* Text under study:
■ ■ ■ ■ ■

On 04/07/10 01:05, Craig Ringer wrote:
> Phil Stracchino wrote:
>> It is possible right now to open more than one file-based volume at a
>> time.
>> You simply need to define multiple storage devices under the same
>> storage daemon; each device can have one volume open at a time.
> 
> Yep. My suggestion was merely a way around the inconvenience and
> configuration bloat required to do this at present. I'm saying it
> shouldn't be necessary to go through all that just to achieve
> concurrent disk writes.

I hear you.  I think it's partly a symptom of the principle that being
required to handle a great number of different possible configurations
tends to make it a little difficult to optimize for any specific one of
them.

> I'm also using a striped RAID-6 volume across eight 1TB disks, which
> means access patterns are going to be somewhat random anyway.
> Fragmentation just isn't a big issue.

Yup, I have a similar configuration myself - eight working disks plus
hot spares on RAIDZ2.  I really don't concern myself about fragmentation
on it; but by the same token, I really don't concern myself about
interleaving either.  On disk volumes, I really don't find it to be an
issue (and so far I've found it comparatively little issue on LTO tape,
either).

■ ■ ■ ■ ■

* Parts of the exercise:
1. Rewrite the passage of the email about opening multiple disk volumes between "On 04/07/10 01:05, Craig" and "concurrent disk writes.", inclusive, with "configuration bloat" replaced by "configuration overhead".
2. Carry on the email about opening multiple disk volumes from its last sentence.

■ ■ ■ ■ ■

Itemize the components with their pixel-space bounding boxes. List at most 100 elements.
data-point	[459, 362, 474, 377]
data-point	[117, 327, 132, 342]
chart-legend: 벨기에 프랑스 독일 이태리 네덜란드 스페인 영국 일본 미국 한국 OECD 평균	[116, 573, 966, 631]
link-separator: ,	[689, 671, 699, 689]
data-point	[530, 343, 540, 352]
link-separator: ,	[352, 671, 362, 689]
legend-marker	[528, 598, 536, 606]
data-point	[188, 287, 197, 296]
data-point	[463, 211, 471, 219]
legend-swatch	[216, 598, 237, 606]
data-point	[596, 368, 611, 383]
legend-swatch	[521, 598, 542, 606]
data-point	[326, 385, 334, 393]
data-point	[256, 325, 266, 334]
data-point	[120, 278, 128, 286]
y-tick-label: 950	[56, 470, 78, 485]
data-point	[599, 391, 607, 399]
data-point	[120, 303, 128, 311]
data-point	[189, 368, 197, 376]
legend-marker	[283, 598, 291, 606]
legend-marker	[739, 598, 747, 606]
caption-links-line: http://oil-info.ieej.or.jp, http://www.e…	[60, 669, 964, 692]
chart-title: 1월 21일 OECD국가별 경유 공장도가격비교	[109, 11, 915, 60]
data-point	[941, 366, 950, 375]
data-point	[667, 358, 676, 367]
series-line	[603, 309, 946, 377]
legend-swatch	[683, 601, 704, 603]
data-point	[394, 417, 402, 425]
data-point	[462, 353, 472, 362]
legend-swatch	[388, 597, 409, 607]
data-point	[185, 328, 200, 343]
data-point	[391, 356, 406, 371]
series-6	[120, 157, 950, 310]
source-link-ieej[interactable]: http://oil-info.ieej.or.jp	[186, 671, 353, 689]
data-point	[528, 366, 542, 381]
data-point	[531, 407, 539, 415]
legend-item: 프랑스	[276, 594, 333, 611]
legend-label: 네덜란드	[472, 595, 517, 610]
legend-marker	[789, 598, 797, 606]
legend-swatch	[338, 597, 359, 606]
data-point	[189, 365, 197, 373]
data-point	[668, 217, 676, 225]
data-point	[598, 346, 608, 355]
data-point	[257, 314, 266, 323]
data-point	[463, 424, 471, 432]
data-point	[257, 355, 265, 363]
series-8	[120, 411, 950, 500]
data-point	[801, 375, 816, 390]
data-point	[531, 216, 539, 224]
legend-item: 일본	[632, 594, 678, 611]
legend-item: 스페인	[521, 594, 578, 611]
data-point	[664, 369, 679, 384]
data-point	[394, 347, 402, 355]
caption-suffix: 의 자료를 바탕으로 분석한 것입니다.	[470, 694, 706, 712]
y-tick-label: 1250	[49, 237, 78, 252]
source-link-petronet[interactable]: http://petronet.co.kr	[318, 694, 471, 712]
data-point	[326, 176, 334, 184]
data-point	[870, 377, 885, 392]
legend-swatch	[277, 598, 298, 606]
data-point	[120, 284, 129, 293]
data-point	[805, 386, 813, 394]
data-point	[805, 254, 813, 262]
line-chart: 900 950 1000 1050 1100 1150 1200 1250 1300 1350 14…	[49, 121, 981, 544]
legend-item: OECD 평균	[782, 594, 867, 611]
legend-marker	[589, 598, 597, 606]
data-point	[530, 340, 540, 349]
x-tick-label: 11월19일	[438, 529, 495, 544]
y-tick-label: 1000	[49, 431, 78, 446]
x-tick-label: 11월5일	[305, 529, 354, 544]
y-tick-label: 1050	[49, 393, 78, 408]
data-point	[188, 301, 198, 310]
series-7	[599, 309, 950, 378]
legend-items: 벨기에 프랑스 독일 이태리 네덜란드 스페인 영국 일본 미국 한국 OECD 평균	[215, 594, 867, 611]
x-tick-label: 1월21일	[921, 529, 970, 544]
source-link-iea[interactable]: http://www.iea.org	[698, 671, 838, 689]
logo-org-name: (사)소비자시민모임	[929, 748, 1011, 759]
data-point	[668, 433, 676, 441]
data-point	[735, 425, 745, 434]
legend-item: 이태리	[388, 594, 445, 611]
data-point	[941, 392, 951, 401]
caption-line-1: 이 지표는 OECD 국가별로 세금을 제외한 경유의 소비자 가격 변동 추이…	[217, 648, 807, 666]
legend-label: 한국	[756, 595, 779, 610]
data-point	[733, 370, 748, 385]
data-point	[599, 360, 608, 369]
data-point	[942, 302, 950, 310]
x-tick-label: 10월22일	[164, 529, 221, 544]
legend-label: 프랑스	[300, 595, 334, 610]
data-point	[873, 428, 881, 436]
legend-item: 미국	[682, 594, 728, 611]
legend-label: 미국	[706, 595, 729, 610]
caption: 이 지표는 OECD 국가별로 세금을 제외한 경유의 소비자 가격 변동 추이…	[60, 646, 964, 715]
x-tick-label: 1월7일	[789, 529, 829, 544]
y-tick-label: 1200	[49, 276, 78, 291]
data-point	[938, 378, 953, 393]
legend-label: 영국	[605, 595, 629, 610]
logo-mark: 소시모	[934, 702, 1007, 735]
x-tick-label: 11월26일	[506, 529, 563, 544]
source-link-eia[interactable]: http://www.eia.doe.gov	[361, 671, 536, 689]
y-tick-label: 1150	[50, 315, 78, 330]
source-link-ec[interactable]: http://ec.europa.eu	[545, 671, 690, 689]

■ ■ ■ ■ ■

* Replies:
1.
On 04/07/10 01:05, Craig Ringer wrote:
> Phil Stracchino wrote:
>> It is possible right now to open more than one file-based volume at a
>> time.
>> You simply need to define multiple storage devices under the same
>> storage daemon; each device can have one volume open at a time.
> 
> Yep. My suggestion was merely a way around the inconvenience and
> configuration overhead required to do this at present. I'm saying it
> shouldn't be necessary to go through all that just to achieve
> concurrent disk writes.

2.
>> The odds are good
>> the data will actually end up in the same places on disk; it will just
>> appear, from the point of view of scanning volumes, to be unfragmented,
>> because the disk system hides the fragmentation from you - exactly as it
>> is supposed to.  As previously mentioned, this can be overcome
>> essentially only by using a complete custom filesystem and disk driver
>> that treats disks like tapes.
> 
> Actually, you can do a pretty good job just by using
> posix_fallocate(...) to inform the file system of how much space you
> expect to need.
> 
> The sd doesn't currently appear to use posix_fallocate(...) at all.

I'll freely admit I haven't looked much at the low-level code in that
area.  (As a matter of fact, it's been embarrassingly long since I've
looked at the low-level code at all; despite my good intentions about
returning to active development, I've found other projects consuming
most of my time.)

> Of course. I do much the same thing myself. I'm just suggesting that
> perhaps this sort of thing shouldn't have to be built by each Bacula
> user, but perhaps be built in to the system to make it a bit more
> practical and convenient?

Now that automatic truncation of purged volumes exists, automatic
deletion is a pretty small step.  I can't see that there would be any
objection to that change, if you were to submit a proposal on the dev list.

> I don't mean to come off as a grumpy/demanding user. I'm not saying "you
> should do this!", I'm seeking comments and opinion on whether these
> things are worth doing. I may well tackle them myself if so, I just
> don't want to waste my time on things that will get rejected.

By all means contribute code.  :)  You're right to make sure the
proposed changes will be accepted first though.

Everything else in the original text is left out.